━━ DATA ROWS

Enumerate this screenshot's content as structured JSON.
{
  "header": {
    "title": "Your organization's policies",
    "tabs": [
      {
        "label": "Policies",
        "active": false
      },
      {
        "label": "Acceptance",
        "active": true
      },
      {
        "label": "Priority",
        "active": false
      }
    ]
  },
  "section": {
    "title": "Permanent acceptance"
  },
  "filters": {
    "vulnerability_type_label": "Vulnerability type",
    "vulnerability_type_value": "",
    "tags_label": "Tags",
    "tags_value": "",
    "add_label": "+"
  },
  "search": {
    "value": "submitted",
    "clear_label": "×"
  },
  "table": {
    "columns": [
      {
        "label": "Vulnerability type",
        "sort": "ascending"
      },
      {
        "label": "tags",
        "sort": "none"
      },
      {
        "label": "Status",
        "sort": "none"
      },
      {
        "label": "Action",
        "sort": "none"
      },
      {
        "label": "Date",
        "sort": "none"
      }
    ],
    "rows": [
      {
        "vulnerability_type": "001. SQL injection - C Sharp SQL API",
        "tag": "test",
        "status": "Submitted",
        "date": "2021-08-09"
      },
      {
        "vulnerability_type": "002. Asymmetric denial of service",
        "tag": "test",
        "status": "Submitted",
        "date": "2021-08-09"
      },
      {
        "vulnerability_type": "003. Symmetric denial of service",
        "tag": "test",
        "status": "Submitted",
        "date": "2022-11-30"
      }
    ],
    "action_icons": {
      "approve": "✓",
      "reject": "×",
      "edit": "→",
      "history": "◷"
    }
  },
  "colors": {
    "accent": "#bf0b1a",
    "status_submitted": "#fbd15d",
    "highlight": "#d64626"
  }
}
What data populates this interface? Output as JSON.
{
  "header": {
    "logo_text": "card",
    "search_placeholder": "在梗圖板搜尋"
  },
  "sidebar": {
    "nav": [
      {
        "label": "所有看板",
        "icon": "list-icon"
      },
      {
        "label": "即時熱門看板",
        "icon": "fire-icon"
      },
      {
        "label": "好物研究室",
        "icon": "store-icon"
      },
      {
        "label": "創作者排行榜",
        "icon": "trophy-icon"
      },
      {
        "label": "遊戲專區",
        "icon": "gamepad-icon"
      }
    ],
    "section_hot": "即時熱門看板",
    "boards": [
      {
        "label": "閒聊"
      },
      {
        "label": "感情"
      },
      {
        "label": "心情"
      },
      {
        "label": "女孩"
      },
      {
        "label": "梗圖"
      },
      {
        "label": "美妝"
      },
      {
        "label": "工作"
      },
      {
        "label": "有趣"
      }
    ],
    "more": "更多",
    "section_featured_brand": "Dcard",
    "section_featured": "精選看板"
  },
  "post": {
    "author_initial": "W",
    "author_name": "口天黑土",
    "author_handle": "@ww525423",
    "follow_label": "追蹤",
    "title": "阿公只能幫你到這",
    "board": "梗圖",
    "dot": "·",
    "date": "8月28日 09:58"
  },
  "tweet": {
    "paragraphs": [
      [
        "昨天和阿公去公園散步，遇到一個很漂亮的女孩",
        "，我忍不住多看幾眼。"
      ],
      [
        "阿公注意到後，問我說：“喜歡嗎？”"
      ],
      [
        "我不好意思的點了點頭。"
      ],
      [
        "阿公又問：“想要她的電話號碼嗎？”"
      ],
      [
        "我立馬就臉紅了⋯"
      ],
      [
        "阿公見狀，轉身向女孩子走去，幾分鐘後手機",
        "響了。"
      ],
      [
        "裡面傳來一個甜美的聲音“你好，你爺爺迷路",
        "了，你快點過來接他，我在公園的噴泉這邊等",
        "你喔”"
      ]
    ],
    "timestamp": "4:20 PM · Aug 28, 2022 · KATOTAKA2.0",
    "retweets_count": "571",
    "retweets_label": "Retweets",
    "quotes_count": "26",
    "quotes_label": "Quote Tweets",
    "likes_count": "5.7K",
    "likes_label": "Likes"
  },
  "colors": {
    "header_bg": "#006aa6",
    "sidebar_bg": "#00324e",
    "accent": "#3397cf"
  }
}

━━━━

WHAT IS EXPECTED>
Reproduce the full set of records precisely.

RESULT OF THIS TASK>
Enumerate this screenshot's content as structured JSON.
{
  "header": {
    "title": "Your organization's policies",
    "tabs": [
      {
        "label": "Policies",
        "active": false
      },
      {
        "label": "Acceptance",
        "active": true
      },
      {
        "label": "Priority",
        "active": false
      }
    ]
  },
  "section": {
    "title": "Permanent acceptance"
  },
  "filters": {
    "vulnerability_type_label": "Vulnerability type",
    "vulnerability_type_value": "",
    "tags_label": "Tags",
    "tags_value": "",
    "add_label": "+"
  },
  "search": {
    "value": "submitted",
    "clear_label": "×"
  },
  "table": {
    "columns": [
      {
        "label": "Vulnerability type",
        "sort": "ascending"
      },
      {
        "label": "tags",
        "sort": "none"
      },
      {
        "label": "Status",
        "sort": "none"
      },
      {
        "label": "Action",
        "sort": "none"
      },
      {
        "label": "Date",
        "sort": "none"
      }
    ],
    "rows": [
      {
        "vulnerability_type": "001. SQL injection - C Sharp SQL API",
        "tag": "test",
        "status": "Submitted",
        "date": "2021-08-09"
      },
      {
        "vulnerability_type": "002. Asymmetric denial of service",
        "tag": "test",
        "status": "Submitted",
        "date": "2021-08-09"
      },
      {
        "vulnerability_type": "003. Symmetric denial of service",
        "tag": "test",
        "status": "Submitted",
        "date": "2022-11-30"
      }
    ],
    "action_icons": {
      "approve": "✓",
      "reject": "×",
      "edit": "→",
      "history": "◷"
    }
  },
  "colors": {
    "accent": "#bf0b1a",
    "status_submitted": "#fbd15d",
    "highlight": "#d64626"
  }
}
What data populates this interface? Output as JSON.
{
  "header": {
    "logo_text": "card",
    "search_placeholder": "在梗圖板搜尋"
  },
  "sidebar": {
    "nav": [
      {
        "label": "所有看板",
        "icon": "list-icon"
      },
      {
        "label": "即時熱門看板",
        "icon": "fire-icon"
      },
      {
        "label": "好物研究室",
        "icon": "store-icon"
      },
      {
        "label": "創作者排行榜",
        "icon": "trophy-icon"
      },
      {
        "label": "遊戲專區",
        "icon": "gamepad-icon"
      }
    ],
    "section_hot": "即時熱門看板",
    "boards": [
      {
        "label": "閒聊"
      },
      {
        "label": "感情"
      },
      {
        "label": "心情"
      },
      {
        "label": "女孩"
      },
      {
        "label": "梗圖"
      },
      {
        "label": "美妝"
      },
      {
        "label": "工作"
      },
      {
        "label": "有趣"
      }
    ],
    "more": "更多",
    "section_featured_brand": "Dcard",
    "section_featured": "精選看板"
  },
  "post": {
    "author_initial": "W",
    "author_name": "口天黑土",
    "author_handle": "@ww525423",
    "follow_label": "追蹤",
    "title": "阿公只能幫你到這",
    "board": "梗圖",
    "dot": "·",
    "date": "8月28日 09:58"
  },
  "tweet": {
    "paragraphs": [
      [
        "昨天和阿公去公園散步，遇到一個很漂亮的女孩",
        "，我忍不住多看幾眼。"
      ],
      [
        "阿公注意到後，問我說：“喜歡嗎？”"
      ],
      [
        "我不好意思的點了點頭。"
      ],
      [
        "阿公又問：“想要她的電話號碼嗎？”"
      ],
      [
        "我立馬就臉紅了⋯"
      ],
      [
        "阿公見狀，轉身向女孩子走去，幾分鐘後手機",
        "響了。"
      ],
      [
        "裡面傳來一個甜美的聲音“你好，你爺爺迷路",
        "了，你快點過來接他，我在公園的噴泉這邊等",
        "你喔”"
      ]
    ],
    "timestamp": "4:20 PM · Aug 28, 2022 · KATOTAKA2.0",
    "retweets_count": "571",
    "retweets_label": "Retweets",
    "quotes_count": "26",
    "quotes_label": "Quote Tweets",
    "likes_count": "5.7K",
    "likes_label": "Likes"
  },
  "colors": {
    "header_bg": "#006aa6",
    "sidebar_bg": "#00324e",
    "accent": "#3397cf"
  }
}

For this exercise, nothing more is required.